(Stored records)
------

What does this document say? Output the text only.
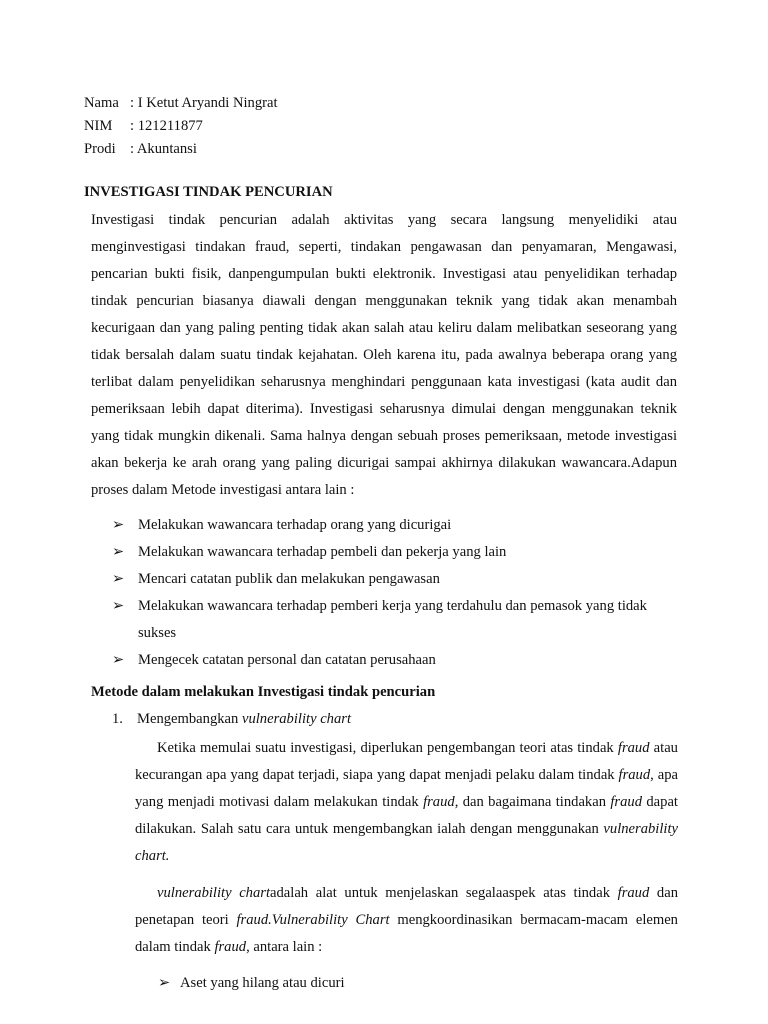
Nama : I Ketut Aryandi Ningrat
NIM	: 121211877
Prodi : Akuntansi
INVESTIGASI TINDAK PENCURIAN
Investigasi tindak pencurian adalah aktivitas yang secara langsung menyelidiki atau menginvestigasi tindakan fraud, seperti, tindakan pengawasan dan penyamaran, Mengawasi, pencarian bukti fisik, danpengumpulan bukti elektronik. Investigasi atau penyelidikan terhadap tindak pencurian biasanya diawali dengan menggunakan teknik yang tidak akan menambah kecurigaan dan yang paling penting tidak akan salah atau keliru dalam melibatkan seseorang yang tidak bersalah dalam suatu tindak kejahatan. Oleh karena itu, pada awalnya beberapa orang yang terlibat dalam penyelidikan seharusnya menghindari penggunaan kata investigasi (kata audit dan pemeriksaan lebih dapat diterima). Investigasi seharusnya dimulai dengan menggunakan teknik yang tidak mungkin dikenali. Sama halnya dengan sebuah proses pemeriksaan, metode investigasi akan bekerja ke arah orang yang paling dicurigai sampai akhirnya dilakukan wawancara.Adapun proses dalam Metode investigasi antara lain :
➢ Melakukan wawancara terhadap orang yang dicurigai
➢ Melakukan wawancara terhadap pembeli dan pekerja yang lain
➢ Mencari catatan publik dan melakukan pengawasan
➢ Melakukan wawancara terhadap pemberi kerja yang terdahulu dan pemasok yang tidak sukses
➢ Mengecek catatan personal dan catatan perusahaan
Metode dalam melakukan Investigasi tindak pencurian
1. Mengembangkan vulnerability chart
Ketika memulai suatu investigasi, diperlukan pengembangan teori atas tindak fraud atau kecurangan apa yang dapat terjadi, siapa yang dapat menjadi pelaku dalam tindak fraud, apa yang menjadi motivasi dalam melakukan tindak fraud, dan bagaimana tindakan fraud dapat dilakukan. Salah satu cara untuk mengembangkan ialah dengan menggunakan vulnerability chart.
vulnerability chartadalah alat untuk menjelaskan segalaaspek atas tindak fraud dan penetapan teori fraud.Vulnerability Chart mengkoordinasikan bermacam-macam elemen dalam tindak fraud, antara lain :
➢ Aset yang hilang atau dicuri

------

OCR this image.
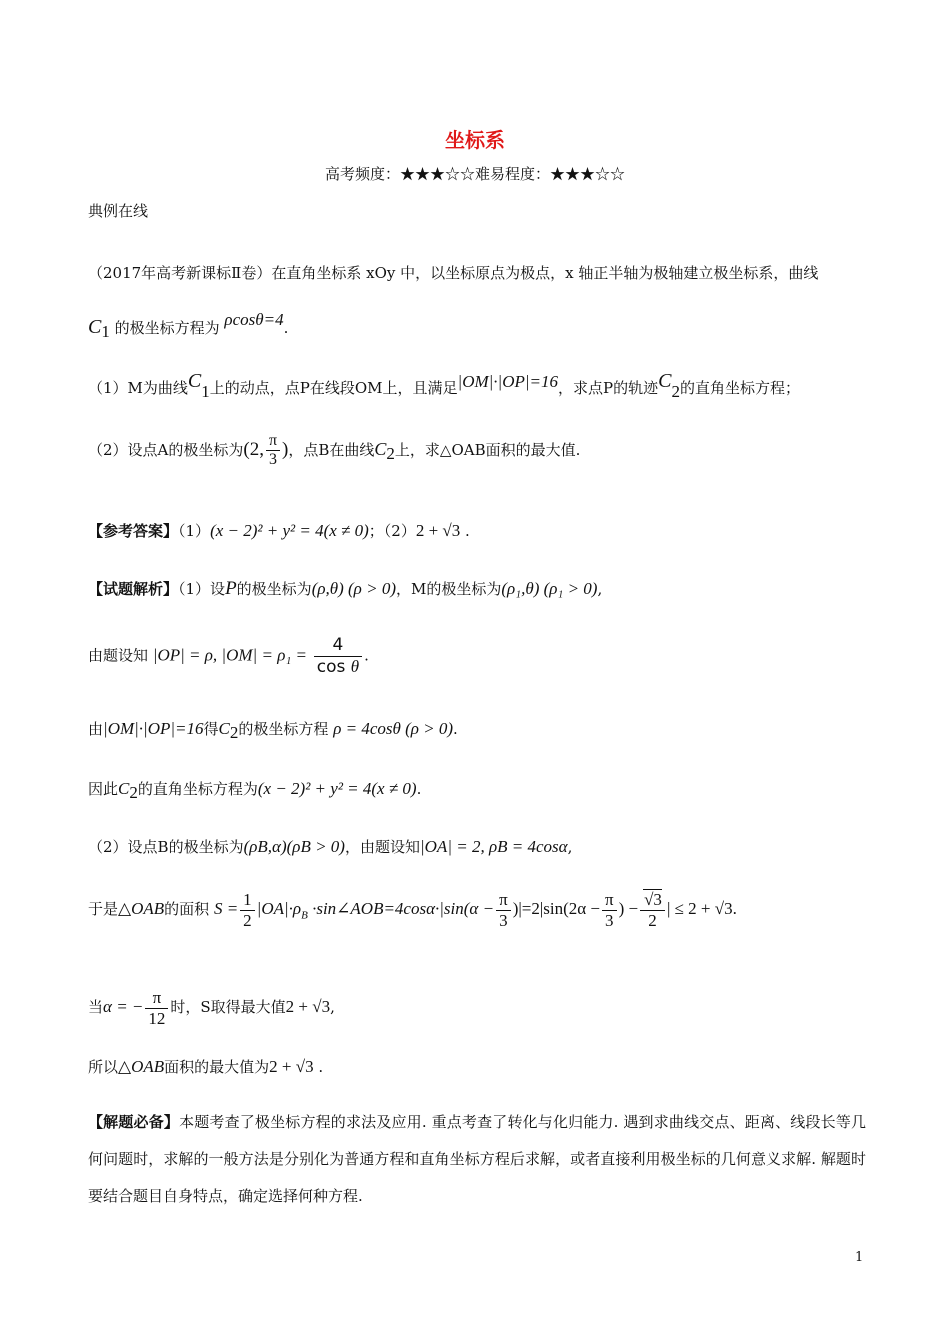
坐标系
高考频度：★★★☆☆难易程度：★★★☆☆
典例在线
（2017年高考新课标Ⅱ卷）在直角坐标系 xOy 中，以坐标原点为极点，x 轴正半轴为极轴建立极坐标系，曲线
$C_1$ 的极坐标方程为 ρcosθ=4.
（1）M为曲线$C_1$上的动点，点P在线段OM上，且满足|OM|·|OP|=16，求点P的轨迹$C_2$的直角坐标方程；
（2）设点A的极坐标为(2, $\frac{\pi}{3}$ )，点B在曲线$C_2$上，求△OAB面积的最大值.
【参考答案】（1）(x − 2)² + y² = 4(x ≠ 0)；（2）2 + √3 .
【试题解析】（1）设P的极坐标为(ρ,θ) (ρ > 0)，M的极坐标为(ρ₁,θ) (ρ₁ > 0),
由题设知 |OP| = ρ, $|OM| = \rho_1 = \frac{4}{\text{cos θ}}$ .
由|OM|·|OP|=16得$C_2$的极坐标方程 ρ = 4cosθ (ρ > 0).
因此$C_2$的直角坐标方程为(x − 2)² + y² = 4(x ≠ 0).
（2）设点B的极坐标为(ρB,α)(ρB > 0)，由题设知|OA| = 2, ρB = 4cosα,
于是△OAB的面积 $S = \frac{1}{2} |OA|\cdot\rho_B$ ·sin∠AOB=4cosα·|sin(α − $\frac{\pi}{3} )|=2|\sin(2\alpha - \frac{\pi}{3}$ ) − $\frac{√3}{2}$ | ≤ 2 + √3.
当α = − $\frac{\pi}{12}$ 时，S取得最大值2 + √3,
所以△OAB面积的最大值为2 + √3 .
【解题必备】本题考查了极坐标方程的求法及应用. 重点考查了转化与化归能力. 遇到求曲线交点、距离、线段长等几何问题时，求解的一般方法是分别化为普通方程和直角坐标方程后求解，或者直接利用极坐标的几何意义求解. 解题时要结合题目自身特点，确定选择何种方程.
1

------

- _Set problem_:
Find the word "this" in the data and show each line that holds it.

- _Full output_:
What does this document say? Output the text only.
OCR this image.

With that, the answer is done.